THE PROBLEM
Pick out every line of the entries below where "JSON" occurs, and copy those lines.

- - -

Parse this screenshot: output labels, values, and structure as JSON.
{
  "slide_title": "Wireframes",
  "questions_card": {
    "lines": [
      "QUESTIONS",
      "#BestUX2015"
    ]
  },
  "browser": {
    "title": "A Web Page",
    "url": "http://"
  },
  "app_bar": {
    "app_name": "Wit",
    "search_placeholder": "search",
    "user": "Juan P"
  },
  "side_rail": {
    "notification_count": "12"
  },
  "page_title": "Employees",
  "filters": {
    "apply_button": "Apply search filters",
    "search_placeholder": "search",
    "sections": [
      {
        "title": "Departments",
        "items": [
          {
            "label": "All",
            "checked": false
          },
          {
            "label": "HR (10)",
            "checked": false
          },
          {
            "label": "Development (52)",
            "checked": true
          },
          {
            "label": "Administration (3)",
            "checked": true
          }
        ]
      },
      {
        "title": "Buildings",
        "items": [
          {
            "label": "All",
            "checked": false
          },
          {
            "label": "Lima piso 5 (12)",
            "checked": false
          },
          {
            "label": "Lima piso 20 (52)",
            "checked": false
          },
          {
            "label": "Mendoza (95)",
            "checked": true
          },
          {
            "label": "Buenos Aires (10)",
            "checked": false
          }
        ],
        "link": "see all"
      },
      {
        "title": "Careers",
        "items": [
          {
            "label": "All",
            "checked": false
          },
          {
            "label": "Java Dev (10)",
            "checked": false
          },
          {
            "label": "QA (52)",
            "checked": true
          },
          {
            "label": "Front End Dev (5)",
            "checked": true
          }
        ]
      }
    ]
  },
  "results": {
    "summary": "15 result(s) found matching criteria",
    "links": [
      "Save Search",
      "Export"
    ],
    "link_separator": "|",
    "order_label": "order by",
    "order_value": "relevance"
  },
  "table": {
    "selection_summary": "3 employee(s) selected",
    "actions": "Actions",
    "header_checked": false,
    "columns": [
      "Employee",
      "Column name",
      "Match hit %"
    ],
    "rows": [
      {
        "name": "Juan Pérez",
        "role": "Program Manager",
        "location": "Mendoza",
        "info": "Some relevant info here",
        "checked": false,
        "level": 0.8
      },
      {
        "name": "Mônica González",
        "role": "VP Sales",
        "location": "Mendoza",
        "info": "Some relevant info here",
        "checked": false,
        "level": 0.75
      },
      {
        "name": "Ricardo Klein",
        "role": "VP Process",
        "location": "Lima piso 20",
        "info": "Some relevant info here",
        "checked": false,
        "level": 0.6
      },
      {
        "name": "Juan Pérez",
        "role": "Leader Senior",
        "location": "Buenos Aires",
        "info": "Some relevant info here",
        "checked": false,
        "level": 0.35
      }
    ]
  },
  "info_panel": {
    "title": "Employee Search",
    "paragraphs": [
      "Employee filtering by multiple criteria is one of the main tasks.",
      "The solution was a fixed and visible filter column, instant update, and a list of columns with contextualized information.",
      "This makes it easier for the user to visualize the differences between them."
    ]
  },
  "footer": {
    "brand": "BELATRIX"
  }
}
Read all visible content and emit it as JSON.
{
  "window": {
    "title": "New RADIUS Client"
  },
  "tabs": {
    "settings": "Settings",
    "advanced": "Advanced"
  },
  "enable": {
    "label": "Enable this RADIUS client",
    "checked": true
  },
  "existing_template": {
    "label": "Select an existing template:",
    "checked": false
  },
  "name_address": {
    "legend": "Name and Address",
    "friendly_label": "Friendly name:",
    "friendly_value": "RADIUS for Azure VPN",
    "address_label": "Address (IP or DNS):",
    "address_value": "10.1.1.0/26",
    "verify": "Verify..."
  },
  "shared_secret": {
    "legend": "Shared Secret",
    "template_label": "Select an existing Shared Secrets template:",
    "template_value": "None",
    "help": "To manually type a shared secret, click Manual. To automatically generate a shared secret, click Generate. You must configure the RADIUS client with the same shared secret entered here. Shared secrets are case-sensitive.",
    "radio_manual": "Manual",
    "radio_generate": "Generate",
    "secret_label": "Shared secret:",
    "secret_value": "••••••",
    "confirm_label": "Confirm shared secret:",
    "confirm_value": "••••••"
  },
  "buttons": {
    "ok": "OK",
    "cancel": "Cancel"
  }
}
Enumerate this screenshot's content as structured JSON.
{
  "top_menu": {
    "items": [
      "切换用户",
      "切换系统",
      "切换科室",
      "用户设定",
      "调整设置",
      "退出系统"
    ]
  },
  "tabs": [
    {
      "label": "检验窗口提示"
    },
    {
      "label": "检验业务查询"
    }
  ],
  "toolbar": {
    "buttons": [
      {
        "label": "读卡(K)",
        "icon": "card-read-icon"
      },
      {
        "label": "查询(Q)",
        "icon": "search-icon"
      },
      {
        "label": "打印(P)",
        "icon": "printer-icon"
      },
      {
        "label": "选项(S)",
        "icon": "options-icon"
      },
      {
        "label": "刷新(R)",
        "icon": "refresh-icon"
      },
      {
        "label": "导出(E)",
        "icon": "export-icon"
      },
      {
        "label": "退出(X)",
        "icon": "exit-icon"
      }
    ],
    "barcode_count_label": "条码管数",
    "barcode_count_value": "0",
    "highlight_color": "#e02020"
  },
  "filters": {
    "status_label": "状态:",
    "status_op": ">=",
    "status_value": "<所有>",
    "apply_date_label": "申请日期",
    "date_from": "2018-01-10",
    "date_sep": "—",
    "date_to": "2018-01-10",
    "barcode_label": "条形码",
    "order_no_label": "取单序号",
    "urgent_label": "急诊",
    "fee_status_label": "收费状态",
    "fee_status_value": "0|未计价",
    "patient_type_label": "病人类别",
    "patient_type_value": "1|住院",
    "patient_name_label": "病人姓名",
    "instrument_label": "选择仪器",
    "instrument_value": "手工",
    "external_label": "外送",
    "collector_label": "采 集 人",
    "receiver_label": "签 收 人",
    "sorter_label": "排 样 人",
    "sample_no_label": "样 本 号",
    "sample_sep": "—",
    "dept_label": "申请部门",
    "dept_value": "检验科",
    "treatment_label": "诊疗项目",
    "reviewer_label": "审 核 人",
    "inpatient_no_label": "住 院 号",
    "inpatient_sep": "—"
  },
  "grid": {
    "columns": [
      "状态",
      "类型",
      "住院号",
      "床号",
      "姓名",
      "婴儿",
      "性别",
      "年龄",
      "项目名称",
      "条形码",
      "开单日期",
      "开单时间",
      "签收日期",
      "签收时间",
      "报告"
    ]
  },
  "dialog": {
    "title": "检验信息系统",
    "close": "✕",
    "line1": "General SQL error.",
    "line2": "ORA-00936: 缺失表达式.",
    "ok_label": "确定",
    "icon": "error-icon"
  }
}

- - -

REPLY
Parse this screenshot: output labels, values, and structure as JSON.
Read all visible content and emit it as JSON.
Enumerate this screenshot's content as structured JSON.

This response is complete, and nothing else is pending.